*Work required*:
Please return, character for character, the lines of the material below that begin at the line containing "trip-card: Create New" and end with the line containing "step-number: 6 — [171, 296, 184, 318]", both included.
****
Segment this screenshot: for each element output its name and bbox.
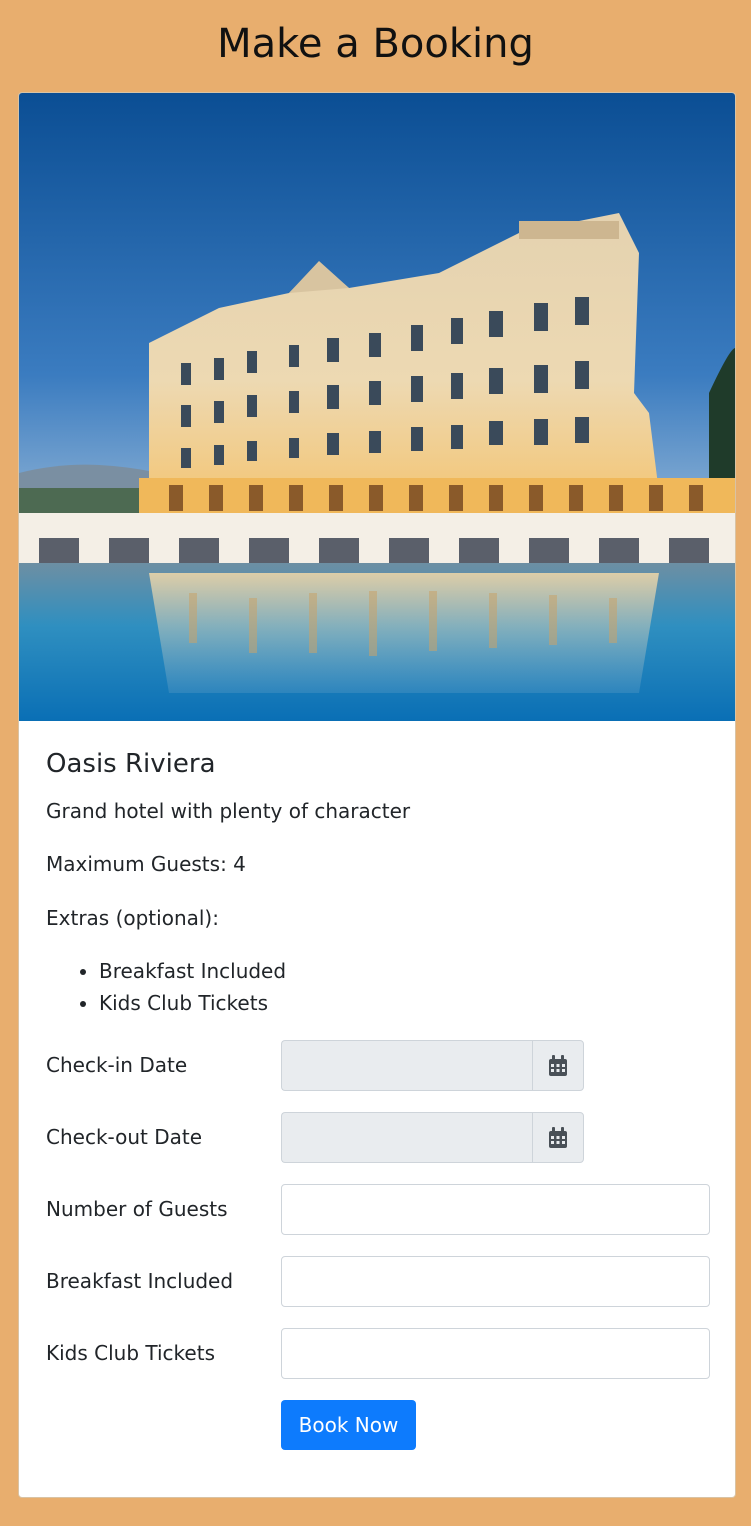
hotel-name: Oasis Riviera [46, 749, 216, 779]
kids-club-input[interactable] [281, 1328, 710, 1379]
max-guests: Maximum Guests: 4 [46, 852, 246, 876]
checkout-date-input[interactable] [281, 1112, 532, 1163]
kids-club-row: Kids Club Tickets [46, 1328, 710, 1379]
checkin-date-input[interactable] [281, 1040, 532, 1091]
guests-label: Number of Guests [46, 1197, 228, 1221]
page-title: Make a Booking [217, 21, 534, 67]
checkout-row: Check-out Date [46, 1112, 710, 1163]
calendar-icon [549, 1126, 567, 1148]
calendar-icon [549, 1054, 567, 1076]
checkin-row: Check-in Date [46, 1040, 710, 1091]
extras-list: Breakfast Included Kids Club Tickets [46, 955, 286, 1019]
list-item: Kids Club Tickets [99, 987, 286, 1019]
guests-row: Number of Guests [46, 1184, 710, 1235]
checkout-label: Check-out Date [46, 1125, 203, 1149]
hotel-description: Grand hotel with plenty of character [46, 799, 411, 823]
checkin-calendar-button[interactable] [532, 1040, 584, 1091]
checkout-calendar-button[interactable] [532, 1112, 584, 1163]
guests-input[interactable] [281, 1184, 710, 1235]
breakfast-input[interactable] [281, 1256, 710, 1307]
hotel-image [19, 93, 735, 721]
list-item: Breakfast Included [99, 955, 286, 987]
booking-card: Oasis Riviera Grand hotel with plenty of… [18, 92, 736, 1498]
extras-label: Extras (optional): [46, 906, 219, 930]
kids-club-label: Kids Club Tickets [46, 1341, 215, 1365]
breakfast-label: Breakfast Included [46, 1269, 234, 1293]
checkin-label: Check-in Date [46, 1053, 188, 1077]
book-now-button[interactable]: Book Now [281, 1400, 416, 1450]
breakfast-row: Breakfast Included [46, 1256, 710, 1307]
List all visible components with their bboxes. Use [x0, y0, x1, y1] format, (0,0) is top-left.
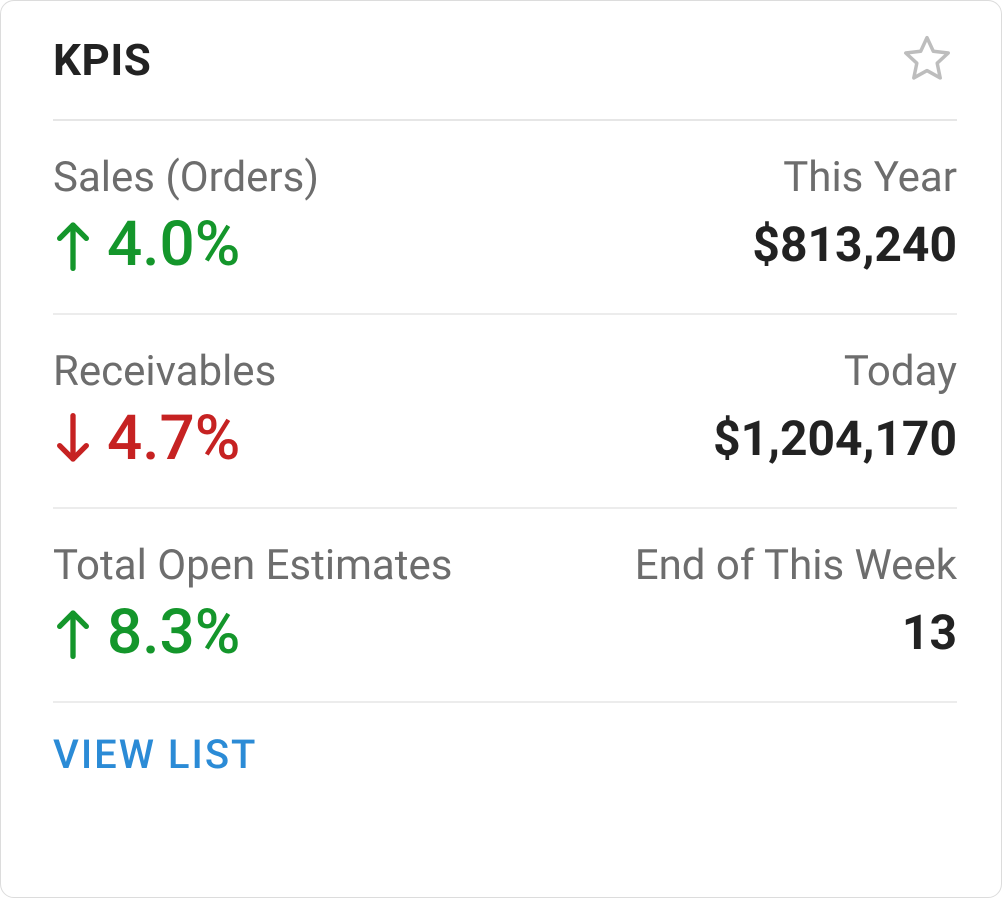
kpi-label: Total Open Estimates [53, 541, 615, 590]
kpi-change-value: 8.3% [107, 600, 240, 665]
kpi-value: $1,204,170 [713, 410, 957, 467]
kpis-card: KPIS Sales (Orders) This Year 4.0% $813,… [0, 0, 1002, 898]
kpi-row[interactable]: Total Open Estimates End of This Week 8.… [53, 509, 957, 703]
arrow-up-icon [53, 218, 93, 272]
star-icon [901, 32, 953, 88]
card-title: KPIS [53, 34, 151, 86]
arrow-down-icon [53, 412, 93, 466]
kpi-value: $813,240 [752, 216, 957, 273]
arrow-up-icon [53, 606, 93, 660]
favorite-toggle[interactable] [897, 30, 957, 90]
kpi-label: Receivables [53, 347, 693, 396]
kpi-change-value: 4.0% [107, 212, 240, 277]
card-footer: VIEW LIST [53, 703, 957, 778]
kpi-period: End of This Week [635, 541, 957, 590]
kpi-label: Sales (Orders) [53, 153, 732, 202]
kpi-period: Today [844, 347, 957, 396]
kpi-row[interactable]: Sales (Orders) This Year 4.0% $813,240 [53, 121, 957, 315]
kpi-change: 8.3% [53, 600, 615, 665]
kpi-row[interactable]: Receivables Today 4.7% $1,204,170 [53, 315, 957, 509]
kpi-change: 4.0% [53, 212, 732, 277]
view-list-link[interactable]: VIEW LIST [53, 731, 257, 778]
kpi-change: 4.7% [53, 406, 693, 471]
kpi-period: This Year [783, 153, 957, 202]
kpi-change-value: 4.7% [107, 406, 240, 471]
card-header: KPIS [53, 1, 957, 121]
kpi-value: 13 [902, 604, 957, 661]
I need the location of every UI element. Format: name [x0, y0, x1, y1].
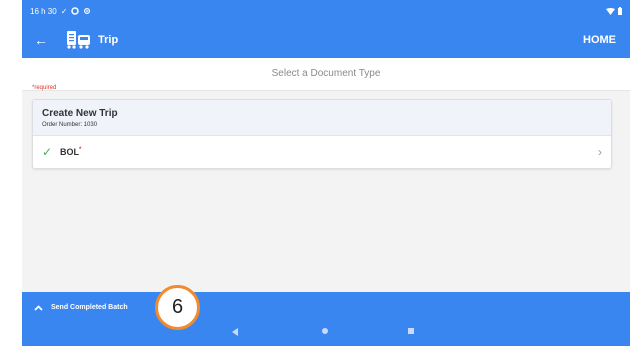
trip-card: Create New Trip Order Number: 1030 ✓ BOL… — [32, 99, 612, 169]
settings-icon — [84, 7, 91, 15]
battery-icon — [618, 7, 622, 15]
nav-home-icon[interactable] — [322, 328, 328, 334]
system-navigation-bar — [22, 325, 630, 343]
chevron-up-icon — [34, 304, 43, 311]
status-right — [606, 7, 622, 15]
chevron-right-icon: › — [598, 144, 602, 159]
send-completed-batch-label: Send Completed Batch — [51, 304, 128, 311]
document-row-bol[interactable]: ✓ BOL* › — [33, 136, 611, 167]
app-bar: ← Trip HOME — [22, 22, 630, 58]
document-type-header: Select a Document Type *required — [22, 58, 630, 91]
home-button[interactable]: HOME — [583, 34, 616, 46]
wifi-icon — [606, 7, 615, 15]
step-number: 6 — [171, 296, 184, 318]
time-text: 16 h 30 — [30, 6, 57, 16]
document-name: BOL — [60, 146, 79, 157]
status-left: 16 h 30 ✓ — [30, 7, 91, 16]
truck-icon — [67, 31, 90, 49]
nav-recent-apps-icon[interactable] — [408, 328, 414, 334]
required-asterisk: * — [79, 146, 82, 153]
back-arrow-icon[interactable]: ← — [34, 32, 54, 48]
status-bar: 16 h 30 ✓ — [22, 0, 630, 22]
trip-card-header: Create New Trip Order Number: 1030 — [33, 100, 611, 136]
trip-card-title: Create New Trip — [42, 108, 118, 119]
checkmark-icon: ✓ — [42, 144, 53, 159]
bottom-bar: Send Completed Batch — [22, 292, 630, 346]
device-screen: 16 h 30 ✓ ← Trip HOME Select a Document … — [22, 0, 630, 346]
order-number: Order Number: 1030 — [42, 122, 98, 128]
app-title: Trip — [98, 34, 119, 46]
check-icon: ✓ — [60, 6, 68, 16]
step-number-callout: 6 — [155, 285, 200, 330]
required-note: *required — [32, 85, 57, 91]
select-document-type-label: Select a Document Type — [271, 68, 381, 79]
c-icon — [71, 7, 80, 15]
document-label: BOL* — [60, 147, 81, 157]
nav-back-icon[interactable] — [232, 328, 238, 336]
send-completed-batch-button[interactable]: Send Completed Batch — [34, 304, 128, 311]
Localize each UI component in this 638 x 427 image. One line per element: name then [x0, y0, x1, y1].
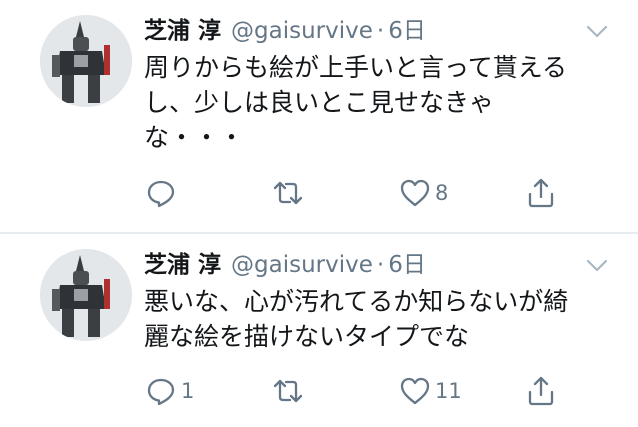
share-icon: [528, 178, 554, 208]
avatar[interactable]: [40, 249, 132, 341]
retweet-icon: [273, 379, 303, 403]
reply-count: 1: [181, 379, 195, 403]
share-button[interactable]: [525, 371, 557, 411]
more-options-button[interactable]: [586, 24, 608, 40]
author-handle[interactable]: @gaisurvive: [231, 250, 373, 280]
reply-icon: [147, 180, 175, 208]
avatar[interactable]: [40, 15, 132, 107]
author-name[interactable]: 芝浦 淳: [144, 250, 221, 280]
avatar-image: [40, 15, 132, 107]
author-handle[interactable]: @gaisurvive: [231, 16, 373, 46]
retweet-button[interactable]: [272, 173, 308, 213]
share-button[interactable]: [525, 173, 557, 213]
like-button[interactable]: 11: [399, 371, 462, 411]
tweet-header: 芝浦 淳 @gaisurvive · 6日: [144, 250, 426, 280]
author-name[interactable]: 芝浦 淳: [144, 16, 221, 46]
tweet[interactable]: 芝浦 淳 @gaisurvive · 6日 周りからも絵が上手いと言って貰える …: [0, 0, 638, 233]
tweet-text: 悪いな、心が汚れてるか知らないが綺 麗な絵を描けないタイプでな: [144, 284, 624, 354]
more-options-button[interactable]: [586, 258, 608, 274]
tweet[interactable]: 芝浦 淳 @gaisurvive · 6日 悪いな、心が汚れてるか知らないが綺 …: [0, 234, 638, 427]
avatar-image: [40, 249, 132, 341]
heart-icon: [400, 377, 430, 405]
header-separator: ·: [376, 252, 385, 278]
retweet-button[interactable]: [272, 371, 308, 411]
chevron-down-icon: [586, 259, 608, 272]
tweet-header: 芝浦 淳 @gaisurvive · 6日: [144, 16, 426, 46]
reply-button[interactable]: [145, 173, 181, 213]
like-count: 8: [435, 181, 449, 205]
header-separator: ·: [376, 18, 385, 44]
like-count: 11: [435, 379, 462, 403]
tweet-text-line: し、少しは良いとこ見せなきゃ: [144, 88, 495, 117]
like-button[interactable]: 8: [399, 173, 448, 213]
retweet-icon: [273, 181, 303, 205]
heart-icon: [400, 179, 430, 207]
tweet-text-line: 悪いな、心が汚れてるか知らないが綺: [144, 287, 569, 316]
timestamp[interactable]: 6日: [388, 16, 426, 46]
tweet-actions: 8: [0, 173, 638, 213]
reply-icon: [147, 378, 175, 406]
tweet-text-line: 周りからも絵が上手いと言って貰える: [144, 53, 568, 82]
tweet-text: 周りからも絵が上手いと言って貰える し、少しは良いとこ見せなきゃ な・・・: [144, 50, 624, 155]
share-icon: [528, 376, 554, 406]
tweet-text-line: な・・・: [144, 123, 245, 152]
timestamp[interactable]: 6日: [388, 250, 426, 280]
tweet-actions: 1 11: [0, 371, 638, 411]
chevron-down-icon: [586, 25, 608, 38]
timeline: 芝浦 淳 @gaisurvive · 6日 周りからも絵が上手いと言って貰える …: [0, 0, 638, 427]
tweet-text-line: 麗な絵を描けないタイプでな: [144, 322, 470, 351]
reply-button[interactable]: 1: [145, 371, 194, 411]
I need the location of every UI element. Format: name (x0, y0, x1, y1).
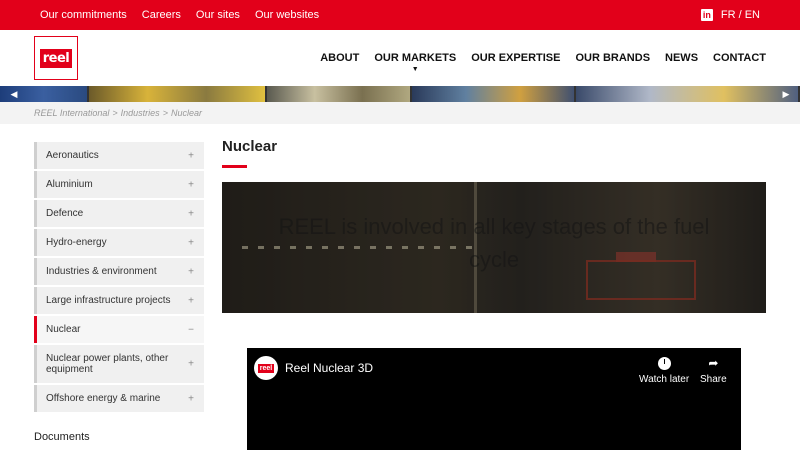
breadcrumb-separator: > (112, 108, 118, 118)
expand-plus-icon[interactable]: + (188, 150, 194, 161)
expand-plus-icon[interactable]: + (188, 359, 194, 370)
hero-image: REEL is involved in all key stages of th… (222, 182, 766, 313)
link-our-commitments[interactable]: Our commitments (40, 9, 127, 21)
nav-our-markets-label: OUR MARKETS (374, 52, 457, 64)
nav-about[interactable]: ABOUT (320, 52, 359, 64)
sidebar-item-aeronautics[interactable]: Aeronautics + (34, 142, 204, 169)
clock-icon (657, 356, 671, 370)
breadcrumb-bar: REEL International > Industries > Nuclear (0, 102, 800, 124)
topbar-right: in FR / EN (700, 0, 760, 30)
link-our-sites[interactable]: Our sites (196, 9, 240, 21)
sidebar-item-label: Nuclear power plants, other equipment (46, 353, 169, 375)
top-utility-bar: Our commitments Careers Our sites Our we… (0, 0, 800, 30)
title-underline (222, 165, 247, 168)
utility-links: Our commitments Careers Our sites Our we… (40, 0, 334, 30)
sidebar-item-aluminium[interactable]: Aluminium + (34, 171, 204, 198)
language-switcher: FR / EN (721, 9, 760, 21)
lang-en[interactable]: EN (745, 9, 760, 21)
sidebar-menu: Aeronautics + Aluminium + Defence + Hydr… (34, 142, 204, 414)
sidebar-item-label: Hydro-energy (46, 237, 107, 248)
nav-our-markets[interactable]: OUR MARKETS ▼ (374, 52, 457, 73)
sidebar-item-label: Aluminium (46, 179, 93, 190)
caret-down-icon: ▼ (411, 66, 419, 73)
sidebar-item-label: Aeronautics (46, 150, 99, 161)
share-button[interactable]: ➦ Share (700, 356, 727, 385)
main-nav: ABOUT OUR MARKETS ▼ OUR EXPERTISE OUR BR… (305, 30, 766, 86)
watch-later-button[interactable]: Watch later (639, 356, 689, 385)
breadcrumb-current: Nuclear (170, 108, 202, 118)
reel-logo[interactable]: reel (34, 36, 78, 80)
sidebar-item-nuclear[interactable]: Nuclear − (34, 316, 204, 343)
link-our-websites[interactable]: Our websites (255, 9, 319, 21)
main-header: reel ABOUT OUR MARKETS ▼ OUR EXPERTISE O… (0, 30, 800, 86)
breadcrumb: REEL International > Industries > Nuclear (34, 108, 202, 118)
sidebar-item-label: Offshore energy & marine (46, 393, 161, 404)
page-title: Nuclear (222, 138, 278, 155)
video-player[interactable]: reel Reel Nuclear 3D Watch later ➦ Share (247, 348, 741, 450)
banner-image (411, 86, 575, 102)
expand-plus-icon[interactable]: + (188, 393, 194, 404)
lang-separator: / (738, 9, 742, 21)
nav-our-expertise[interactable]: OUR EXPERTISE (471, 52, 560, 64)
link-careers[interactable]: Careers (142, 9, 181, 21)
sidebar-item-label: Large infrastructure projects (46, 295, 171, 306)
video-title[interactable]: Reel Nuclear 3D (285, 361, 373, 375)
sidebar-item-label: Nuclear (46, 324, 81, 335)
expand-plus-icon[interactable]: + (188, 295, 194, 306)
share-arrow-icon: ➦ (708, 356, 719, 370)
expand-plus-icon[interactable]: + (188, 237, 194, 248)
expand-plus-icon[interactable]: + (188, 208, 194, 219)
channel-logo-mark: reel (257, 363, 275, 373)
sidebar-item-label: Defence (46, 208, 84, 219)
breadcrumb-home[interactable]: REEL International (34, 108, 109, 118)
expand-plus-icon[interactable]: + (188, 266, 194, 277)
lang-fr[interactable]: FR (721, 9, 736, 21)
sidebar-item-defence[interactable]: Defence + (34, 200, 204, 227)
sidebar-item-label: Industries & environment (46, 266, 157, 277)
expand-plus-icon[interactable]: + (188, 179, 194, 190)
sidebar-item-offshore-energy[interactable]: Offshore energy & marine + (34, 385, 204, 412)
banner-image (89, 86, 266, 102)
channel-avatar[interactable]: reel (254, 356, 278, 380)
logo-mark: reel (39, 48, 73, 68)
banner-image (576, 86, 799, 102)
banner-carousel: ◀ ▶ (0, 86, 800, 102)
sidebar-item-large-infrastructure[interactable]: Large infrastructure projects + (34, 287, 204, 314)
collapse-minus-icon[interactable]: − (188, 324, 194, 335)
nav-news[interactable]: NEWS (665, 52, 698, 64)
hero-caption: REEL is involved in all key stages of th… (278, 214, 710, 272)
sidebar-item-industries-environment[interactable]: Industries & environment + (34, 258, 204, 285)
sidebar-item-hydro-energy[interactable]: Hydro-energy + (34, 229, 204, 256)
documents-heading: Documents (34, 431, 90, 443)
arrow-left-icon[interactable]: ◀ (8, 88, 20, 100)
breadcrumb-separator: > (162, 108, 168, 118)
nav-our-brands[interactable]: OUR BRANDS (575, 52, 650, 64)
banner-image (267, 86, 410, 102)
nav-contact[interactable]: CONTACT (713, 52, 766, 64)
arrow-right-icon[interactable]: ▶ (780, 88, 792, 100)
breadcrumb-industries[interactable]: Industries (121, 108, 160, 118)
linkedin-icon[interactable]: in (700, 9, 713, 21)
share-label: Share (700, 374, 727, 385)
sidebar-item-nuclear-power-plants[interactable]: Nuclear power plants, other equipment + (34, 345, 204, 383)
watch-later-label: Watch later (639, 374, 690, 385)
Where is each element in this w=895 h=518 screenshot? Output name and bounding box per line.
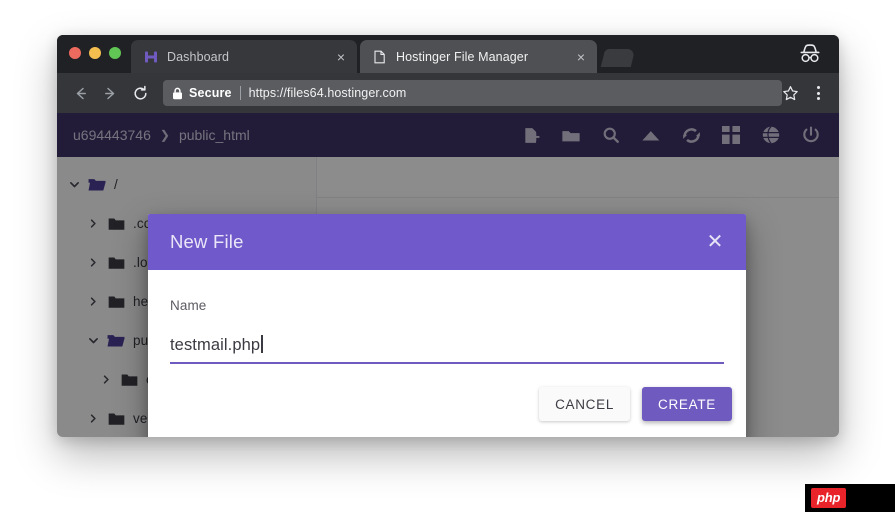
****
*Expected answer*:
trip-card: Create New Trip Order Number: 1030 ✓ BOL… — [32, 99, 612, 169]
settings-icon — [84, 7, 91, 15]
battery-icon — [618, 7, 622, 15]
nav-home-icon[interactable] — [322, 328, 328, 334]
system-navigation-bar — [22, 325, 630, 343]
chevron-up-icon — [34, 304, 43, 311]
status-right — [606, 7, 622, 15]
chevron-right-icon: › — [598, 144, 602, 159]
send-completed-batch-label: Send Completed Batch — [51, 304, 128, 311]
document-row-bol[interactable]: ✓ BOL* › — [33, 136, 611, 167]
app-bar: ← Trip HOME — [22, 22, 630, 58]
document-type-header: Select a Document Type *required — [22, 58, 630, 91]
home-button[interactable]: HOME — [583, 34, 616, 46]
wifi-icon — [606, 7, 615, 15]
step-number: 6 — [171, 296, 184, 318]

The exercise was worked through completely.